▶ _YOUR OBJECTIVE_: Reproduce the part of the article on Saudi Arabia below that begins at the words "The country, of" and stops after "billion a year.".
[BEGIN SOURCE EXTRACT]
Monday, Aug. 22, 1983
The Kingdom and the Power
By James Kelly
Amid reports of dissension, a royal family learns to live with less
In the heat of a summer's day, the highway curving across the desert from the port city of Jeddah to Mecca blurs into a shimmering ribbon of black. As the temperature climbs into the low hundreds, mishaps multiply: the blacktop is so hot that rubber tires explode and send cars swerving. No matter what the season, however, the same message greets travelers only a few miles outside the holiest of Muslim cities. Non-Muslims, the blue-and-white sign warns in English, must now leave the road. Only Muslims are allowed to visit Mecca; others must take a circuitous detour around the city. Farther down the road, armed guards make sure that the stricture is observed.
The sign is a telling symbol of how cautiously Saudi Arabia deals with the outside world. Although its bountiful oil reserves and strategic location make Saudi Arabia vital to the West, the country can be exasperatingly difficult for a foreigner to read. Today the kingdom seems to deserve closer scrutiny than usual: the past year's drop in oil production has diminished Saudi Arabia's income, while rumors of dissension within the ruling House of Saud have proliferated.
The country, of course, still shines with promise. As family businesses go, Saudi Arabia is immensely successful. Within a single generation, the ruling House of Saud has transformed its desert kingdom from a nomadic backwater into an influential power with all the trappings of a modern nation. Most of Saudi Arabia's wealth, in fact, has been accumulated only in the past decade: with nearly a quarter of the world's proven oil reserves, the kingdom profited handsomely when petroleum prices quadrupled in the wake of the 1973 Arab-Israeli war. In 1981, for example, the country collected an estimated $110 billion in oil revenues, up from $2.7 billion in 1971. Government outlays rose accordingly: spending is now running about $80 billion a year.
[END SOURCE EXTRACT]
[BEGIN DATA LISTING]
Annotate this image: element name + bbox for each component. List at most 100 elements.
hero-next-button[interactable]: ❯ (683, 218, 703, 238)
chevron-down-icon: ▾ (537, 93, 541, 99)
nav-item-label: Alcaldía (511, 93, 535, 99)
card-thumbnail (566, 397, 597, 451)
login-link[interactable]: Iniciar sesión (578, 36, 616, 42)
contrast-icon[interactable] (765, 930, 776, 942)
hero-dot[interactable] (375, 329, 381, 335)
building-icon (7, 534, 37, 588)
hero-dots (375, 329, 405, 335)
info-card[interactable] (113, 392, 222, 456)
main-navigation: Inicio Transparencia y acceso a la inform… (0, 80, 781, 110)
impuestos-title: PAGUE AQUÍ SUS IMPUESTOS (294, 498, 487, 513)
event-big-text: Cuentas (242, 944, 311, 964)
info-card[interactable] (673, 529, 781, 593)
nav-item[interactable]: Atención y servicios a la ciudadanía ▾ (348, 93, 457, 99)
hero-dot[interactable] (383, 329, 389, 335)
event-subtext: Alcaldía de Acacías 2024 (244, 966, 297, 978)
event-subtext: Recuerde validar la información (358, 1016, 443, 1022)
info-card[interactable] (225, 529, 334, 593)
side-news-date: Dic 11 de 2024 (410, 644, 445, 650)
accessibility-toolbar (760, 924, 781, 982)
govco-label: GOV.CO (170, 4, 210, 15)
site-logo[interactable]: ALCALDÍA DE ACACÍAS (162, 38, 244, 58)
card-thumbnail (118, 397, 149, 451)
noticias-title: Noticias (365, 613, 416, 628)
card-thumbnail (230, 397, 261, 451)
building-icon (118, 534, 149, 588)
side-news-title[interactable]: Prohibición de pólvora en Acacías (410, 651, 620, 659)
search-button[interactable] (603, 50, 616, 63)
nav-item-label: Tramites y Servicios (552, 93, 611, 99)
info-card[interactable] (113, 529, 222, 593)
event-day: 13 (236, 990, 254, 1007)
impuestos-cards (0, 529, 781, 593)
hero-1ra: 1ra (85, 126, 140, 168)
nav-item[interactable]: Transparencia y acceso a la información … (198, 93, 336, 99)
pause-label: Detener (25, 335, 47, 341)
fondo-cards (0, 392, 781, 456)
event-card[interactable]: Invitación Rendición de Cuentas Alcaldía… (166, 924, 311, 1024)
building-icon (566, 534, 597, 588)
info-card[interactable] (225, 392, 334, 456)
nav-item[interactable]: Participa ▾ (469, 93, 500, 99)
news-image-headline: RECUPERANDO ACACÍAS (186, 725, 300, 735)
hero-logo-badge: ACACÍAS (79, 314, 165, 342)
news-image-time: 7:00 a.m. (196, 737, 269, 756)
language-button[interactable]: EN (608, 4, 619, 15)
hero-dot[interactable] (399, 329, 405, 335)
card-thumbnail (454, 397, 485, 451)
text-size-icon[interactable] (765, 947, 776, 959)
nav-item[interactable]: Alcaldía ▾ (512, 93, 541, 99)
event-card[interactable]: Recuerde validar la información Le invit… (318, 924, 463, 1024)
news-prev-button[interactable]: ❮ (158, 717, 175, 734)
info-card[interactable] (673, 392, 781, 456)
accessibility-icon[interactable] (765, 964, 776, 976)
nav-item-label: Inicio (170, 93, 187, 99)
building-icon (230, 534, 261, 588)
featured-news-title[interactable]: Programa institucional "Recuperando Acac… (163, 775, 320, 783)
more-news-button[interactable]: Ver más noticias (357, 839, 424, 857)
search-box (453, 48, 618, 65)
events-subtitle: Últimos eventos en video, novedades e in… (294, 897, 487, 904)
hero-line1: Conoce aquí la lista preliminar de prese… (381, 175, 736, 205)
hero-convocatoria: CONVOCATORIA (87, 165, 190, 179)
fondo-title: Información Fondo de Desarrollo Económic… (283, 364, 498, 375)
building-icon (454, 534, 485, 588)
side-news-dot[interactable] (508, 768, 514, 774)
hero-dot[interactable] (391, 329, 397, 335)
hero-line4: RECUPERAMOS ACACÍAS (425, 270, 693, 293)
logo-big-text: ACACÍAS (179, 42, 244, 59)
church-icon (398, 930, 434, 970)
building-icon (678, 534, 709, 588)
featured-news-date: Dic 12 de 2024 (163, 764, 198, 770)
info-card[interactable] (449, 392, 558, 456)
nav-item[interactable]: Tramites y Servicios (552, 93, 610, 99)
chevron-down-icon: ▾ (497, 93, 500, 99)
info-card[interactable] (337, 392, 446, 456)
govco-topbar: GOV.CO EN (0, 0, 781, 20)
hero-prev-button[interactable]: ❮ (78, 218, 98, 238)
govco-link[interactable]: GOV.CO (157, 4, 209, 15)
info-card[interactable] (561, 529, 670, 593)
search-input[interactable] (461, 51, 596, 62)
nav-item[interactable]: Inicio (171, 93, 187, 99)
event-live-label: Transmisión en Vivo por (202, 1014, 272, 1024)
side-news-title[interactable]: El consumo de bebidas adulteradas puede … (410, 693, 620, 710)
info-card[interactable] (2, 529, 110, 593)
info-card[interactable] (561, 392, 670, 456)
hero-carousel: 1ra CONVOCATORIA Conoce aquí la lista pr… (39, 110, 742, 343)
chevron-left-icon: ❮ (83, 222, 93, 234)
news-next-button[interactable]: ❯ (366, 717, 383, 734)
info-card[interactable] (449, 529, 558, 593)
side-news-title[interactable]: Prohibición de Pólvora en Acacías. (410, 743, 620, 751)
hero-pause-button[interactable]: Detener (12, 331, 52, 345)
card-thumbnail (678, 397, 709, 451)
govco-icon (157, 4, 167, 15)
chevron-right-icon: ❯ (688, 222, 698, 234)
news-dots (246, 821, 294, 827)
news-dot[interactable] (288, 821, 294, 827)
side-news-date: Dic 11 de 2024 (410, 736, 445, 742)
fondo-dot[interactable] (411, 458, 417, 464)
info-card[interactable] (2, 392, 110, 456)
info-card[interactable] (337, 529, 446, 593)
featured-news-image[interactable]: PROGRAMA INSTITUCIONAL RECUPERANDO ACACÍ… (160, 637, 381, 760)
[END DATA LISTING]
▶ _ANSWER TO THE PROBLEM_:
The country, of course, still shines with promise. As family businesses go, Saudi Arabia is immensely successful. Within a single generation, the ruling House of Saud has transformed its desert kingdom from a nomadic backwater into an influential power with all the trappings of a modern nation. Most of Saudi Arabia's wealth, in fact, has been accumulated only in the past decade: with nearly a quarter of the world's proven oil reserves, the kingdom profited handsomely when petroleum prices quadrupled in the wake of the 1973 Arab-Israeli war. In 1981, for example, the country collected an estimated $110 billion in oil revenues, up from $2.7 billion in 1971. Government outlays rose accordingly: spending is now running about $80 billion a year.